> _RECORDS FOR THE TASK_
-- Begin --

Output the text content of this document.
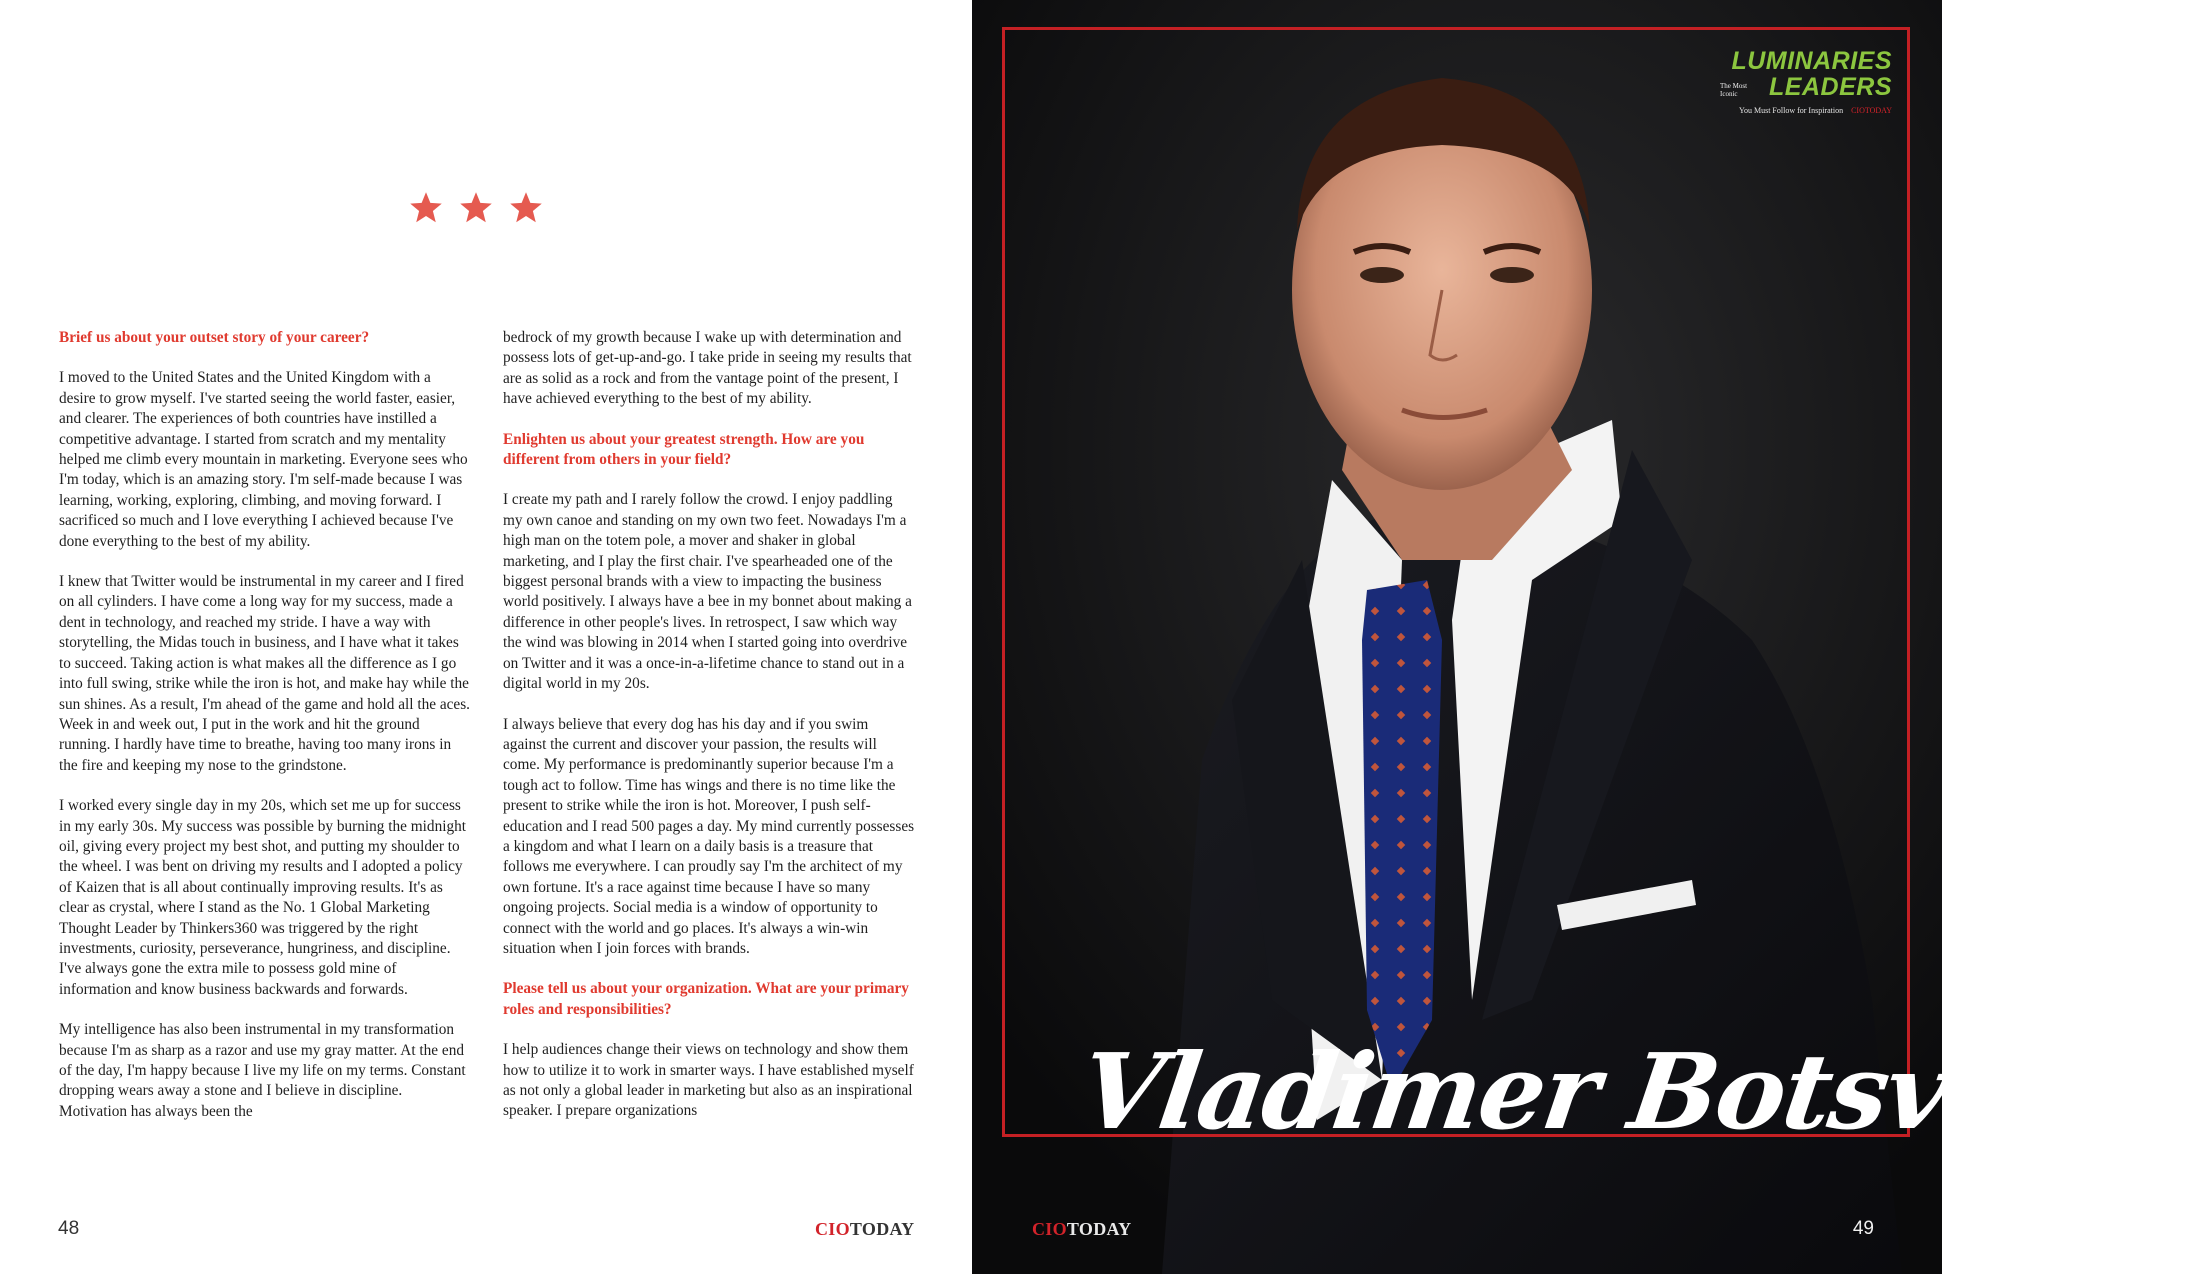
Brief us about your outset story of your career?

I moved to the United States and the United Kingdom with a desire to grow myself. I've started seeing the world faster, easier, and clearer. The experiences of both countries have instilled a competitive advantage. I started from scratch and my mentality helped me climb every mountain in marketing. Everyone sees who I'm today, which is an amazing story. I'm self-made because I was learning, working, exploring, climbing, and moving forward. I sacrificed so much and I love everything I achieved because I've done everything to the best of my ability.

I knew that Twitter would be instrumental in my career and I fired on all cylinders. I have come a long way for my success, made a dent in technology, and reached my stride. I have a way with storytelling, the Midas touch in business, and I have what it takes to succeed. Taking action is what makes all the difference as I go into full swing, strike while the iron is hot, and make hay while the sun shines. As a result, I'm ahead of the game and hold all the aces. Week in and week out, I put in the work and hit the ground running. I hardly have time to breathe, having too many irons in the fire and keeping my nose to the grindstone.

I worked every single day in my 20s, which set me up for success in my early 30s. My success was possible by burning the midnight oil, giving every project my best shot, and putting my shoulder to the wheel. I was bent on driving my results and I adopted a policy of Kaizen that is all about continually improving results. It's as clear as crystal, where I stand as the No. 1 Global Marketing Thought Leader by Thinkers360 was triggered by the right investments, curiosity, perseverance, hungriness, and discipline. I've always gone the extra mile to possess gold mine of information and know business backwards and forwards.

My intelligence has also been instrumental in my transformation because I'm as sharp as a razor and use my gray matter. At the end of the day, I'm happy because I live my life on my terms. Constant dropping wears away a stone and I believe in discipline. Motivation has always been the

bedrock of my growth because I wake up with determination and possess lots of get-up-and-go. I take pride in seeing my results that are as solid as a rock and from the vantage point of the present, I have achieved everything to the best of my ability.

Enlighten us about your greatest strength. How are you different from others in your field?

I create my path and I rarely follow the crowd. I enjoy paddling my own canoe and standing on my own two feet. Nowadays I'm a high man on the totem pole, a mover and shaker in global marketing, and I play the first chair. I've spearheaded one of the biggest personal brands with a view to impacting the business world positively. I always have a bee in my bonnet about making a difference in other people's lives. In retrospect, I saw which way the wind was blowing in 2014 when I started going into overdrive on Twitter and it was a once-in-a-lifetime chance to stand out in a digital world in my 20s.

I always believe that every dog has his day and if you swim against the current and discover your passion, the results will come. My performance is predominantly superior because I'm a tough act to follow. Time has wings and there is no time like the present to strike while the iron is hot. Moreover, I push self-education and I read 500 pages a day. My mind currently possesses a kingdom and what I learn on a daily basis is a treasure that follows me everywhere. I can proudly say I'm the architect of my own fortune. It's a race against time because I have so many ongoing projects. Social media is a window of opportunity to connect with the world and go places. It's always a win-win situation when I join forces with brands.

Please tell us about your organization. What are your primary roles and responsibilities?

I help audiences change their views on technology and show them how to utilize it to work in smarter ways. I have established myself as not only a global leader in marketing but also as an inspirational speaker. I prepare organizations

48	CIOTODAY
LUMINARIES
LEADERS
The Most Iconic
You Must Follow for Inspiration CIOTODAY
Vladimer Botsvadze
CIOTODAY	49
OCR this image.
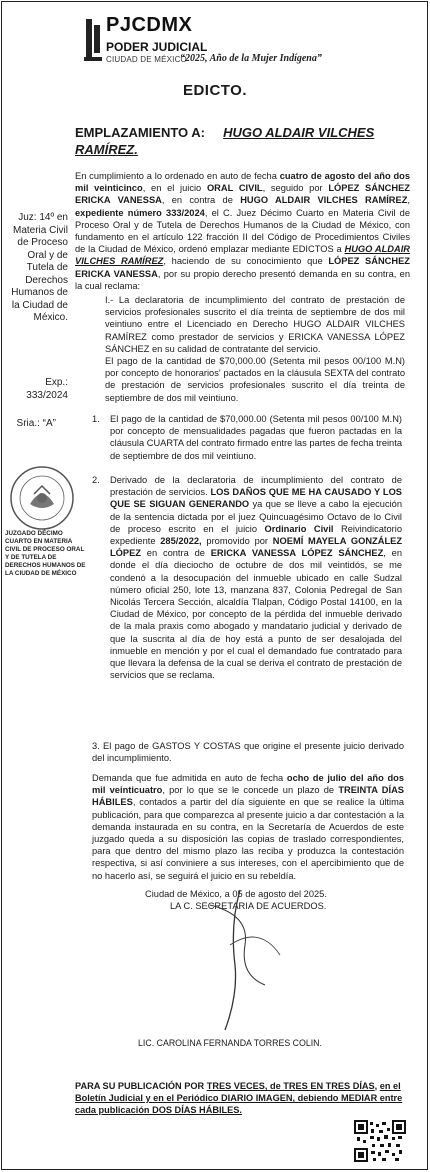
PJCDMX
PODER JUDICIAL
CIUDAD DE MÉXICO
“2025, Año de la Mujer Indígena”
EDICTO.
EMPLAZAMIENTO A: HUGO ALDAIR VILCHES RAMÍREZ.
Juz: 14º en Materia Civil de Proceso Oral y de Tutela de Derechos Humanos de la Ciudad de México.
Exp.: 333/2024
Sria.: “A”
JUZGADO DÉCIMO CUARTO EN MATERIA CIVIL DE PROCESO ORAL Y DE TUTELA DE DERECHOS HUMANOS DE LA CIUDAD DE MÉXICO
En cumplimiento a lo ordenado en auto de fecha cuatro de agosto del año dos mil veinticinco, en el juicio ORAL CIVIL, seguido por LÓPEZ SÁNCHEZ ERICKA VANESSA, en contra de HUGO ALDAIR VILCHES RAMÍREZ, expediente número 333/2024, el C. Juez Décimo Cuarto en Materia Civil de Proceso Oral y de Tutela de Derechos Humanos de la Ciudad de México, con fundamento en el artículo 122 fracción II del Código de Procedimientos Civiles de la Ciudad de México, ordenó emplazar mediante EDICTOS a HUGO ALDAIR VILCHES RAMÍREZ, haciendo de su conocimiento que LÓPEZ SÁNCHEZ ERICKA VANESSA, por su propio derecho presentó demanda en su contra, en la cual reclama:
I.- La declaratoria de incumplimiento del contrato de prestación de servicios profesionales suscrito el día treinta de septiembre de dos mil veintiuno entre el Licenciado en Derecho HUGO ALDAIR VILCHES RAMÍREZ como prestador de servicios y ERICKA VANESSA LÓPEZ SÁNCHEZ en su calidad de contratante del servicio.
El pago de la cantidad de $70,000.00 (Setenta mil pesos 00/100 M.N) por concepto de honorarios' pactados en la cláusula SEXTA del contrato de prestación de servicios profesionales suscrito el día treinta de septiembre de dos mil veintiuno.
1.	El pago de la cantidad de $70,000.00 (Setenta mil pesos 00/100 M.N) por concepto de mensualidades pagadas que fueron pactadas en la cláusula CUARTA del contrato firmado entre las partes de fecha treinta de septiembre de dos mil veintiuno.
2.	Derivado de la declaratoria de incumplimiento del contrato de prestación de servicios. LOS DAÑOS QUE ME HA CAUSADO Y LOS QUE SE SIGUAN GENERANDO ya que se lleve a cabo la ejecución de la sentencia dictada por el juez Quincuagésimo Octavo de lo Civil de proceso escrito en el juicio Ordinario Civil Reivindicatorio expediente 285/2022, promovido por NOEMÍ MAYELA GONZÁLEZ LÓPEZ en contra de ERICKA VANESSA LÓPEZ SÁNCHEZ, en donde el día dieciocho de octubre de dos mil veintidós, se me condenó a la desocupación del inmueble ubicado en calle Sudzal número oficial 250, lote 13, manzana 837, Colonia Pedregal de San Nicolás Tercera Sección, alcaldía Tlalpan, Código Postal 14100, en la Ciudad de México, por concepto de la pérdida del inmueble derivado de la mala praxis como abogado y mandatario judicial y derivado de que la suscrita al día de hoy está a punto de ser desalojada del inmueble en mención y por el cual el demandado fue contratado para que llevara la defensa de la cual se deriva el contrato de prestación de servicios que se reclama.
3. El pago de GASTOS Y COSTAS que origine el presente juicio derivado del incumplimiento.
Demanda que fue admitida en auto de fecha ocho de julio del año dos mil veinticuatro, por lo que se le concede un plazo de TREINTA DÍAS HÁBILES, contados a partir del día siguiente en que se realice la última publicación, para que comparezca al presente juicio a dar contestación a la demanda instaurada en su contra, en la Secretaría de Acuerdos de este juzgado queda a su disposición las copias de traslado correspondientes, para que dentro del mismo plazo las reciba y produzca la contestación respectiva, si así conviniere a sus intereses, con el apercibimiento que de no hacerlo así, se seguirá el juicio en su rebeldía.
Ciudad de México, a 05 de agosto del 2025.
LA C. SECRETARIA DE ACUERDOS.
LIC. CAROLINA FERNANDA TORRES COLIN.
PARA SU PUBLICACIÓN POR TRES VECES, de TRES EN TRES DÍAS, en el Boletín Judicial y en el Periódico DIARIO IMAGEN, debiendo MEDIAR entre cada publicación DOS DÍAS HÁBILES.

-- End --

> _WRITTEN PROBLEM_
Leave out the pictures and restate everything else word for word.

> _FINAL RESULT_
Output the text content of this document.
Brief us about your outset story of your career?

I moved to the United States and the United Kingdom with a desire to grow myself. I've started seeing the world faster, easier, and clearer. The experiences of both countries have instilled a competitive advantage. I started from scratch and my mentality helped me climb every mountain in marketing. Everyone sees who I'm today, which is an amazing story. I'm self-made because I was learning, working, exploring, climbing, and moving forward. I sacrificed so much and I love everything I achieved because I've done everything to the best of my ability.

I knew that Twitter would be instrumental in my career and I fired on all cylinders. I have come a long way for my success, made a dent in technology, and reached my stride. I have a way with storytelling, the Midas touch in business, and I have what it takes to succeed. Taking action is what makes all the difference as I go into full swing, strike while the iron is hot, and make hay while the sun shines. As a result, I'm ahead of the game and hold all the aces. Week in and week out, I put in the work and hit the ground running. I hardly have time to breathe, having too many irons in the fire and keeping my nose to the grindstone.

I worked every single day in my 20s, which set me up for success in my early 30s. My success was possible by burning the midnight oil, giving every project my best shot, and putting my shoulder to the wheel. I was bent on driving my results and I adopted a policy of Kaizen that is all about continually improving results. It's as clear as crystal, where I stand as the No. 1 Global Marketing Thought Leader by Thinkers360 was triggered by the right investments, curiosity, perseverance, hungriness, and discipline. I've always gone the extra mile to possess gold mine of information and know business backwards and forwards.

My intelligence has also been instrumental in my transformation because I'm as sharp as a razor and use my gray matter. At the end of the day, I'm happy because I live my life on my terms. Constant dropping wears away a stone and I believe in discipline. Motivation has always been the

bedrock of my growth because I wake up with determination and possess lots of get-up-and-go. I take pride in seeing my results that are as solid as a rock and from the vantage point of the present, I have achieved everything to the best of my ability.

Enlighten us about your greatest strength. How are you different from others in your field?

I create my path and I rarely follow the crowd. I enjoy paddling my own canoe and standing on my own two feet. Nowadays I'm a high man on the totem pole, a mover and shaker in global marketing, and I play the first chair. I've spearheaded one of the biggest personal brands with a view to impacting the business world positively. I always have a bee in my bonnet about making a difference in other people's lives. In retrospect, I saw which way the wind was blowing in 2014 when I started going into overdrive on Twitter and it was a once-in-a-lifetime chance to stand out in a digital world in my 20s.

I always believe that every dog has his day and if you swim against the current and discover your passion, the results will come. My performance is predominantly superior because I'm a tough act to follow. Time has wings and there is no time like the present to strike while the iron is hot. Moreover, I push self-education and I read 500 pages a day. My mind currently possesses a kingdom and what I learn on a daily basis is a treasure that follows me everywhere. I can proudly say I'm the architect of my own fortune. It's a race against time because I have so many ongoing projects. Social media is a window of opportunity to connect with the world and go places. It's always a win-win situation when I join forces with brands.

Please tell us about your organization. What are your primary roles and responsibilities?

I help audiences change their views on technology and show them how to utilize it to work in smarter ways. I have established myself as not only a global leader in marketing but also as an inspirational speaker. I prepare organizations

48	CIOTODAY
LUMINARIES
LEADERS
The Most Iconic
You Must Follow for Inspiration CIOTODAY
Vladimer Botsvadze
CIOTODAY	49
OCR this image.
PJCDMX
PODER JUDICIAL
CIUDAD DE MÉXICO
“2025, Año de la Mujer Indígena”
EDICTO.
EMPLAZAMIENTO A: HUGO ALDAIR VILCHES RAMÍREZ.
Juz: 14º en Materia Civil de Proceso Oral y de Tutela de Derechos Humanos de la Ciudad de México.
Exp.: 333/2024
Sria.: “A”
JUZGADO DÉCIMO CUARTO EN MATERIA CIVIL DE PROCESO ORAL Y DE TUTELA DE DERECHOS HUMANOS DE LA CIUDAD DE MÉXICO
En cumplimiento a lo ordenado en auto de fecha cuatro de agosto del año dos mil veinticinco, en el juicio ORAL CIVIL, seguido por LÓPEZ SÁNCHEZ ERICKA VANESSA, en contra de HUGO ALDAIR VILCHES RAMÍREZ, expediente número 333/2024, el C. Juez Décimo Cuarto en Materia Civil de Proceso Oral y de Tutela de Derechos Humanos de la Ciudad de México, con fundamento en el artículo 122 fracción II del Código de Procedimientos Civiles de la Ciudad de México, ordenó emplazar mediante EDICTOS a HUGO ALDAIR VILCHES RAMÍREZ, haciendo de su conocimiento que LÓPEZ SÁNCHEZ ERICKA VANESSA, por su propio derecho presentó demanda en su contra, en la cual reclama:
I.- La declaratoria de incumplimiento del contrato de prestación de servicios profesionales suscrito el día treinta de septiembre de dos mil veintiuno entre el Licenciado en Derecho HUGO ALDAIR VILCHES RAMÍREZ como prestador de servicios y ERICKA VANESSA LÓPEZ SÁNCHEZ en su calidad de contratante del servicio.
El pago de la cantidad de $70,000.00 (Setenta mil pesos 00/100 M.N) por concepto de honorarios' pactados en la cláusula SEXTA del contrato de prestación de servicios profesionales suscrito el día treinta de septiembre de dos mil veintiuno.
1.	El pago de la cantidad de $70,000.00 (Setenta mil pesos 00/100 M.N) por concepto de mensualidades pagadas que fueron pactadas en la cláusula CUARTA del contrato firmado entre las partes de fecha treinta de septiembre de dos mil veintiuno.
2.	Derivado de la declaratoria de incumplimiento del contrato de prestación de servicios. LOS DAÑOS QUE ME HA CAUSADO Y LOS QUE SE SIGUAN GENERANDO ya que se lleve a cabo la ejecución de la sentencia dictada por el juez Quincuagésimo Octavo de lo Civil de proceso escrito en el juicio Ordinario Civil Reivindicatorio expediente 285/2022, promovido por NOEMÍ MAYELA GONZÁLEZ LÓPEZ en contra de ERICKA VANESSA LÓPEZ SÁNCHEZ, en donde el día dieciocho de octubre de dos mil veintidós, se me condenó a la desocupación del inmueble ubicado en calle Sudzal número oficial 250, lote 13, manzana 837, Colonia Pedregal de San Nicolás Tercera Sección, alcaldía Tlalpan, Código Postal 14100, en la Ciudad de México, por concepto de la pérdida del inmueble derivado de la mala praxis como abogado y mandatario judicial y derivado de que la suscrita al día de hoy está a punto de ser desalojada del inmueble en mención y por el cual el demandado fue contratado para que llevara la defensa de la cual se deriva el contrato de prestación de servicios que se reclama.
3. El pago de GASTOS Y COSTAS que origine el presente juicio derivado del incumplimiento.
Demanda que fue admitida en auto de fecha ocho de julio del año dos mil veinticuatro, por lo que se le concede un plazo de TREINTA DÍAS HÁBILES, contados a partir del día siguiente en que se realice la última publicación, para que comparezca al presente juicio a dar contestación a la demanda instaurada en su contra, en la Secretaría de Acuerdos de este juzgado queda a su disposición las copias de traslado correspondientes, para que dentro del mismo plazo las reciba y produzca la contestación respectiva, si así conviniere a sus intereses, con el apercibimiento que de no hacerlo así, se seguirá el juicio en su rebeldía.
Ciudad de México, a 05 de agosto del 2025.
LA C. SECRETARIA DE ACUERDOS.
LIC. CAROLINA FERNANDA TORRES COLIN.
PARA SU PUBLICACIÓN POR TRES VECES, de TRES EN TRES DÍAS, en el Boletín Judicial y en el Periódico DIARIO IMAGEN, debiendo MEDIAR entre cada publicación DOS DÍAS HÁBILES.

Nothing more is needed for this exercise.